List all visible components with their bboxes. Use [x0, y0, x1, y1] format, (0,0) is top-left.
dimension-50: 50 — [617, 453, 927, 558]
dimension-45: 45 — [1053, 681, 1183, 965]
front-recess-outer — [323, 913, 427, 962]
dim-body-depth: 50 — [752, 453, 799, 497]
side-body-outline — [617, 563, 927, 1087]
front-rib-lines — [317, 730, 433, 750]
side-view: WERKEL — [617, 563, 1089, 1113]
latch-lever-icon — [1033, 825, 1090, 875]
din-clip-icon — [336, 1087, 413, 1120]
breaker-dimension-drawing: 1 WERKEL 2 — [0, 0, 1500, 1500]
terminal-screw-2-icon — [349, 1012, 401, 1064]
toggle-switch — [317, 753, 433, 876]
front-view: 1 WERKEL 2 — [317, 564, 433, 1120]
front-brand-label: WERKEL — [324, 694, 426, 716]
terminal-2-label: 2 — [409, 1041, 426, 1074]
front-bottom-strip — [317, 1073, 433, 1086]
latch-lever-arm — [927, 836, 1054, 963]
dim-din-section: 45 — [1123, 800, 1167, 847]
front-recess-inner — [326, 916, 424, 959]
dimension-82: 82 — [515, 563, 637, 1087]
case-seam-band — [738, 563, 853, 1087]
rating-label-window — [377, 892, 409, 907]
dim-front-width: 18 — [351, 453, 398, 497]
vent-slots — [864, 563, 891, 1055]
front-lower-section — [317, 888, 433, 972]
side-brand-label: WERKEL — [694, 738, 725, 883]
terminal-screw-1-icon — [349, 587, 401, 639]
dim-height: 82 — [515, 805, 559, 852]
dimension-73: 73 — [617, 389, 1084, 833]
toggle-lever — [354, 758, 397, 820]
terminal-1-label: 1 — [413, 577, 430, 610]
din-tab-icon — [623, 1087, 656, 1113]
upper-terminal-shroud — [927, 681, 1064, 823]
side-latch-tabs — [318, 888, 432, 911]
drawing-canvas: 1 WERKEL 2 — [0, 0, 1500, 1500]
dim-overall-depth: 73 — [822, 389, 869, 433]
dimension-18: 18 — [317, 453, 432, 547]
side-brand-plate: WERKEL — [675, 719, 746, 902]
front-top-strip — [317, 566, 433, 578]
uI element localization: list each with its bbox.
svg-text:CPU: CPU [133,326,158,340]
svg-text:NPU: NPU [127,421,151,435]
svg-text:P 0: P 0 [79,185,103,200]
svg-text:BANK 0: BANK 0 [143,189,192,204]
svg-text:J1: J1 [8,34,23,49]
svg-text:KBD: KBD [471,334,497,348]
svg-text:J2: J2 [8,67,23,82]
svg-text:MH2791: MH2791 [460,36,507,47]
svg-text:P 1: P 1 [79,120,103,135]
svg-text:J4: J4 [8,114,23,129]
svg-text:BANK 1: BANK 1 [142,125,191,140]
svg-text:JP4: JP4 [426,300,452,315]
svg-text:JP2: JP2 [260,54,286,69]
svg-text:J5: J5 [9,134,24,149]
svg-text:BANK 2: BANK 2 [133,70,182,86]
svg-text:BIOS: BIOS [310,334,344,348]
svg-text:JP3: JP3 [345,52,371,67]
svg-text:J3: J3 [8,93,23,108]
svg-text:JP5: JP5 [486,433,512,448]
───
**Stated exercise**
Retype every line of the records above, with no changes at all.

**Reply to the exercise**
List all visible components with their bboxes. Use [x0, y0, x1, y1] format, (0,0) is top-left.
dimension-50: 50 — [617, 453, 927, 558]
dimension-45: 45 — [1053, 681, 1183, 965]
front-recess-outer — [323, 913, 427, 962]
dim-body-depth: 50 — [752, 453, 799, 497]
side-body-outline — [617, 563, 927, 1087]
front-rib-lines — [317, 730, 433, 750]
side-view: WERKEL — [617, 563, 1089, 1113]
latch-lever-icon — [1033, 825, 1090, 875]
din-clip-icon — [336, 1087, 413, 1120]
breaker-dimension-drawing: 1 WERKEL 2 — [0, 0, 1500, 1500]
terminal-screw-2-icon — [349, 1012, 401, 1064]
toggle-switch — [317, 753, 433, 876]
front-view: 1 WERKEL 2 — [317, 564, 433, 1120]
front-brand-label: WERKEL — [324, 694, 426, 716]
terminal-2-label: 2 — [409, 1041, 426, 1074]
front-bottom-strip — [317, 1073, 433, 1086]
latch-lever-arm — [927, 836, 1054, 963]
dim-din-section: 45 — [1123, 800, 1167, 847]
front-recess-inner — [326, 916, 424, 959]
dimension-82: 82 — [515, 563, 637, 1087]
case-seam-band — [738, 563, 853, 1087]
rating-label-window — [377, 892, 409, 907]
dim-front-width: 18 — [351, 453, 398, 497]
vent-slots — [864, 563, 891, 1055]
front-lower-section — [317, 888, 433, 972]
side-brand-label: WERKEL — [694, 738, 725, 883]
terminal-screw-1-icon — [349, 587, 401, 639]
dim-height: 82 — [515, 805, 559, 852]
dimension-73: 73 — [617, 389, 1084, 833]
toggle-lever — [354, 758, 397, 820]
terminal-1-label: 1 — [413, 577, 430, 610]
din-tab-icon — [623, 1087, 656, 1113]
upper-terminal-shroud — [927, 681, 1064, 823]
side-latch-tabs — [318, 888, 432, 911]
drawing-canvas: 1 WERKEL 2 — [0, 0, 1500, 1500]
dim-overall-depth: 73 — [822, 389, 869, 433]
dimension-18: 18 — [317, 453, 432, 547]
side-brand-plate: WERKEL — [675, 719, 746, 902]
front-top-strip — [317, 566, 433, 578]
uI element localization: list each with its bbox.
svg-text:CPU: CPU [133,326,158,340]
svg-text:NPU: NPU [127,421,151,435]
svg-text:P 0: P 0 [79,185,103,200]
svg-text:BANK 0: BANK 0 [143,189,192,204]
svg-text:J1: J1 [8,34,23,49]
svg-text:KBD: KBD [471,334,497,348]
svg-text:J2: J2 [8,67,23,82]
svg-text:MH2791: MH2791 [460,36,507,47]
svg-text:P 1: P 1 [79,120,103,135]
svg-text:J4: J4 [8,114,23,129]
svg-text:BANK 1: BANK 1 [142,125,191,140]
svg-text:JP4: JP4 [426,300,452,315]
svg-text:JP2: JP2 [260,54,286,69]
svg-text:J5: J5 [9,134,24,149]
svg-text:BANK 2: BANK 2 [133,70,182,86]
svg-text:BIOS: BIOS [310,334,344,348]
svg-text:JP3: JP3 [345,52,371,67]
svg-text:J3: J3 [8,93,23,108]
svg-text:JP5: JP5 [486,433,512,448]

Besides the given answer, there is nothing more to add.